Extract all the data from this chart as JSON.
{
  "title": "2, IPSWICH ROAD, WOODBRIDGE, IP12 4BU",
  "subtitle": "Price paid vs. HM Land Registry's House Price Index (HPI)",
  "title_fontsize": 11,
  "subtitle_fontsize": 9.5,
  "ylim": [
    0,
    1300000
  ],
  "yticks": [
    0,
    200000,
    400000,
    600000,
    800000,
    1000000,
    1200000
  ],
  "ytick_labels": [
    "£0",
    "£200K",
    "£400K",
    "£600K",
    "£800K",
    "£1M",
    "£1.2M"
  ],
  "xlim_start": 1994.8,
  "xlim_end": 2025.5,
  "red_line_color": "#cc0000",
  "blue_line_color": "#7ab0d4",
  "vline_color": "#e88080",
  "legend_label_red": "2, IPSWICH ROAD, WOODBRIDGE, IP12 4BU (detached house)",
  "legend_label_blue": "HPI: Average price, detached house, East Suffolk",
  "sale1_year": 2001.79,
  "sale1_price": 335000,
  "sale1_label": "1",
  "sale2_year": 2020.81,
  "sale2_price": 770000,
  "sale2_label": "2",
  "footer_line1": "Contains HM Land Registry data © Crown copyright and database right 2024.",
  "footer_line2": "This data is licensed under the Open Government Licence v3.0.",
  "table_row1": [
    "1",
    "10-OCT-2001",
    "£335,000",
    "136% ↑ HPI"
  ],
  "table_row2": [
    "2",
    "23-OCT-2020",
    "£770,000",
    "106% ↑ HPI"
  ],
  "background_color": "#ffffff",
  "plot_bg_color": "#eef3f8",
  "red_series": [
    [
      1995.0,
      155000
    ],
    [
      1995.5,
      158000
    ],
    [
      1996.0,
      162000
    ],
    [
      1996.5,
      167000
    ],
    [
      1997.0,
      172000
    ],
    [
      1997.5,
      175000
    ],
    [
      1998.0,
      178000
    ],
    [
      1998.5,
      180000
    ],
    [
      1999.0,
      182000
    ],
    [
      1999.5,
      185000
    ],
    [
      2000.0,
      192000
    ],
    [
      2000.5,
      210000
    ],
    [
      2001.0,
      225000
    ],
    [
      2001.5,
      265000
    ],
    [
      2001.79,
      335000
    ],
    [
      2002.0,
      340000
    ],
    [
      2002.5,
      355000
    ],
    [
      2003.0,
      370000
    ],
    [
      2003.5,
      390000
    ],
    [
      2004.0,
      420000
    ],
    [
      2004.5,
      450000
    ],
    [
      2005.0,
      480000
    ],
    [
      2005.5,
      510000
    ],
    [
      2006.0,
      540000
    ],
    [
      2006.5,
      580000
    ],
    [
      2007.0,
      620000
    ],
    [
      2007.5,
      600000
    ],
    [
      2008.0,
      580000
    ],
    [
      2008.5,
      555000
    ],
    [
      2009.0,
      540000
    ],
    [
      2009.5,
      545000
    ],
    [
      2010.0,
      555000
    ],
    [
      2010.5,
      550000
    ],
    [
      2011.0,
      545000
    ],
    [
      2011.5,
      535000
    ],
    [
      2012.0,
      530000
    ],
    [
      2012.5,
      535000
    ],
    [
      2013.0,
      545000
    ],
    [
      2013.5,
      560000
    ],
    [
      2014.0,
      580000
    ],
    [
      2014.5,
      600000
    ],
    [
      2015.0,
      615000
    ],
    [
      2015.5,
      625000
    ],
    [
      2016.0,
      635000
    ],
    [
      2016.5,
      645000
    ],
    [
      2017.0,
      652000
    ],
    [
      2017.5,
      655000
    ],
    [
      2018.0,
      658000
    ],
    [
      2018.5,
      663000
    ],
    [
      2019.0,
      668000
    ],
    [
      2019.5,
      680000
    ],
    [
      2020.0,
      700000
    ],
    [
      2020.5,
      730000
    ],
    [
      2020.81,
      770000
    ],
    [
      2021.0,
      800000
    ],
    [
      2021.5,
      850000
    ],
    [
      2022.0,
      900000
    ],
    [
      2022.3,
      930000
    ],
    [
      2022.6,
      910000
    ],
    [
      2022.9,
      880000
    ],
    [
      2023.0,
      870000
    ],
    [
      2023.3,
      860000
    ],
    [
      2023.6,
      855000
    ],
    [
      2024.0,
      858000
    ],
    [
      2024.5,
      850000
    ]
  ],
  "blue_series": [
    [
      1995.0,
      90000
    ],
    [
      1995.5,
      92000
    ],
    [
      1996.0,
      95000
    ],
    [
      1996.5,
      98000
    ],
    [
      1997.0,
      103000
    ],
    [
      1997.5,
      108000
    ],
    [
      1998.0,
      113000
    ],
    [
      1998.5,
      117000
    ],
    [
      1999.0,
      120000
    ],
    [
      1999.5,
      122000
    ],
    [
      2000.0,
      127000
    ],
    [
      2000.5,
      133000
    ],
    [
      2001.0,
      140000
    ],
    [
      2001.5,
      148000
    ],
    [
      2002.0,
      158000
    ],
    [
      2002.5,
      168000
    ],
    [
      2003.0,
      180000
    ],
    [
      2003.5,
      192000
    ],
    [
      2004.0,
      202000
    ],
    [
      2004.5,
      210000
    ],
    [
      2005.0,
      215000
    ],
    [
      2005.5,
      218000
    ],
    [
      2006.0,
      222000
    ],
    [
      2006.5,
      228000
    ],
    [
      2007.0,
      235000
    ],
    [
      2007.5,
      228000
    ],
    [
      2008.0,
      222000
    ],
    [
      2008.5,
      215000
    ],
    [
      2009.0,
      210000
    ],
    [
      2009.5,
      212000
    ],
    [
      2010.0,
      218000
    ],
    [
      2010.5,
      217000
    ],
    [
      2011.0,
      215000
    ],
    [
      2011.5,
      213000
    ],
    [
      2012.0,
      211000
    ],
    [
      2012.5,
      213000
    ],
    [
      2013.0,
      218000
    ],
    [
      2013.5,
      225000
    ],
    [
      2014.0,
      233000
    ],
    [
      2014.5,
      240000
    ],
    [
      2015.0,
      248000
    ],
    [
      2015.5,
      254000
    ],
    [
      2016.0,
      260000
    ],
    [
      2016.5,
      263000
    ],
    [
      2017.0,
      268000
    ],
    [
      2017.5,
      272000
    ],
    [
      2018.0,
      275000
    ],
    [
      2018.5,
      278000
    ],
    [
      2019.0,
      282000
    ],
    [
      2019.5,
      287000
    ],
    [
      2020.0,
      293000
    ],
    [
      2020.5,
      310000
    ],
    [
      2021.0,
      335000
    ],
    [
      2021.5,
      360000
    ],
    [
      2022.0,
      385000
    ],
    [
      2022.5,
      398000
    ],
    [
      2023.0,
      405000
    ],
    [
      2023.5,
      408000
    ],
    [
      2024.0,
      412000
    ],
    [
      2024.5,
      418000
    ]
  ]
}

···

## CHALLENGE
Each entry above is to be printed again exactly.

## ANSWER
Extract all the data from this chart as JSON.
{
  "title": "2, IPSWICH ROAD, WOODBRIDGE, IP12 4BU",
  "subtitle": "Price paid vs. HM Land Registry's House Price Index (HPI)",
  "title_fontsize": 11,
  "subtitle_fontsize": 9.5,
  "ylim": [
    0,
    1300000
  ],
  "yticks": [
    0,
    200000,
    400000,
    600000,
    800000,
    1000000,
    1200000
  ],
  "ytick_labels": [
    "£0",
    "£200K",
    "£400K",
    "£600K",
    "£800K",
    "£1M",
    "£1.2M"
  ],
  "xlim_start": 1994.8,
  "xlim_end": 2025.5,
  "red_line_color": "#cc0000",
  "blue_line_color": "#7ab0d4",
  "vline_color": "#e88080",
  "legend_label_red": "2, IPSWICH ROAD, WOODBRIDGE, IP12 4BU (detached house)",
  "legend_label_blue": "HPI: Average price, detached house, East Suffolk",
  "sale1_year": 2001.79,
  "sale1_price": 335000,
  "sale1_label": "1",
  "sale2_year": 2020.81,
  "sale2_price": 770000,
  "sale2_label": "2",
  "footer_line1": "Contains HM Land Registry data © Crown copyright and database right 2024.",
  "footer_line2": "This data is licensed under the Open Government Licence v3.0.",
  "table_row1": [
    "1",
    "10-OCT-2001",
    "£335,000",
    "136% ↑ HPI"
  ],
  "table_row2": [
    "2",
    "23-OCT-2020",
    "£770,000",
    "106% ↑ HPI"
  ],
  "background_color": "#ffffff",
  "plot_bg_color": "#eef3f8",
  "red_series": [
    [
      1995.0,
      155000
    ],
    [
      1995.5,
      158000
    ],
    [
      1996.0,
      162000
    ],
    [
      1996.5,
      167000
    ],
    [
      1997.0,
      172000
    ],
    [
      1997.5,
      175000
    ],
    [
      1998.0,
      178000
    ],
    [
      1998.5,
      180000
    ],
    [
      1999.0,
      182000
    ],
    [
      1999.5,
      185000
    ],
    [
      2000.0,
      192000
    ],
    [
      2000.5,
      210000
    ],
    [
      2001.0,
      225000
    ],
    [
      2001.5,
      265000
    ],
    [
      2001.79,
      335000
    ],
    [
      2002.0,
      340000
    ],
    [
      2002.5,
      355000
    ],
    [
      2003.0,
      370000
    ],
    [
      2003.5,
      390000
    ],
    [
      2004.0,
      420000
    ],
    [
      2004.5,
      450000
    ],
    [
      2005.0,
      480000
    ],
    [
      2005.5,
      510000
    ],
    [
      2006.0,
      540000
    ],
    [
      2006.5,
      580000
    ],
    [
      2007.0,
      620000
    ],
    [
      2007.5,
      600000
    ],
    [
      2008.0,
      580000
    ],
    [
      2008.5,
      555000
    ],
    [
      2009.0,
      540000
    ],
    [
      2009.5,
      545000
    ],
    [
      2010.0,
      555000
    ],
    [
      2010.5,
      550000
    ],
    [
      2011.0,
      545000
    ],
    [
      2011.5,
      535000
    ],
    [
      2012.0,
      530000
    ],
    [
      2012.5,
      535000
    ],
    [
      2013.0,
      545000
    ],
    [
      2013.5,
      560000
    ],
    [
      2014.0,
      580000
    ],
    [
      2014.5,
      600000
    ],
    [
      2015.0,
      615000
    ],
    [
      2015.5,
      625000
    ],
    [
      2016.0,
      635000
    ],
    [
      2016.5,
      645000
    ],
    [
      2017.0,
      652000
    ],
    [
      2017.5,
      655000
    ],
    [
      2018.0,
      658000
    ],
    [
      2018.5,
      663000
    ],
    [
      2019.0,
      668000
    ],
    [
      2019.5,
      680000
    ],
    [
      2020.0,
      700000
    ],
    [
      2020.5,
      730000
    ],
    [
      2020.81,
      770000
    ],
    [
      2021.0,
      800000
    ],
    [
      2021.5,
      850000
    ],
    [
      2022.0,
      900000
    ],
    [
      2022.3,
      930000
    ],
    [
      2022.6,
      910000
    ],
    [
      2022.9,
      880000
    ],
    [
      2023.0,
      870000
    ],
    [
      2023.3,
      860000
    ],
    [
      2023.6,
      855000
    ],
    [
      2024.0,
      858000
    ],
    [
      2024.5,
      850000
    ]
  ],
  "blue_series": [
    [
      1995.0,
      90000
    ],
    [
      1995.5,
      92000
    ],
    [
      1996.0,
      95000
    ],
    [
      1996.5,
      98000
    ],
    [
      1997.0,
      103000
    ],
    [
      1997.5,
      108000
    ],
    [
      1998.0,
      113000
    ],
    [
      1998.5,
      117000
    ],
    [
      1999.0,
      120000
    ],
    [
      1999.5,
      122000
    ],
    [
      2000.0,
      127000
    ],
    [
      2000.5,
      133000
    ],
    [
      2001.0,
      140000
    ],
    [
      2001.5,
      148000
    ],
    [
      2002.0,
      158000
    ],
    [
      2002.5,
      168000
    ],
    [
      2003.0,
      180000
    ],
    [
      2003.5,
      192000
    ],
    [
      2004.0,
      202000
    ],
    [
      2004.5,
      210000
    ],
    [
      2005.0,
      215000
    ],
    [
      2005.5,
      218000
    ],
    [
      2006.0,
      222000
    ],
    [
      2006.5,
      228000
    ],
    [
      2007.0,
      235000
    ],
    [
      2007.5,
      228000
    ],
    [
      2008.0,
      222000
    ],
    [
      2008.5,
      215000
    ],
    [
      2009.0,
      210000
    ],
    [
      2009.5,
      212000
    ],
    [
      2010.0,
      218000
    ],
    [
      2010.5,
      217000
    ],
    [
      2011.0,
      215000
    ],
    [
      2011.5,
      213000
    ],
    [
      2012.0,
      211000
    ],
    [
      2012.5,
      213000
    ],
    [
      2013.0,
      218000
    ],
    [
      2013.5,
      225000
    ],
    [
      2014.0,
      233000
    ],
    [
      2014.5,
      240000
    ],
    [
      2015.0,
      248000
    ],
    [
      2015.5,
      254000
    ],
    [
      2016.0,
      260000
    ],
    [
      2016.5,
      263000
    ],
    [
      2017.0,
      268000
    ],
    [
      2017.5,
      272000
    ],
    [
      2018.0,
      275000
    ],
    [
      2018.5,
      278000
    ],
    [
      2019.0,
      282000
    ],
    [
      2019.5,
      287000
    ],
    [
      2020.0,
      293000
    ],
    [
      2020.5,
      310000
    ],
    [
      2021.0,
      335000
    ],
    [
      2021.5,
      360000
    ],
    [
      2022.0,
      385000
    ],
    [
      2022.5,
      398000
    ],
    [
      2023.0,
      405000
    ],
    [
      2023.5,
      408000
    ],
    [
      2024.0,
      412000
    ],
    [
      2024.5,
      418000
    ]
  ]
}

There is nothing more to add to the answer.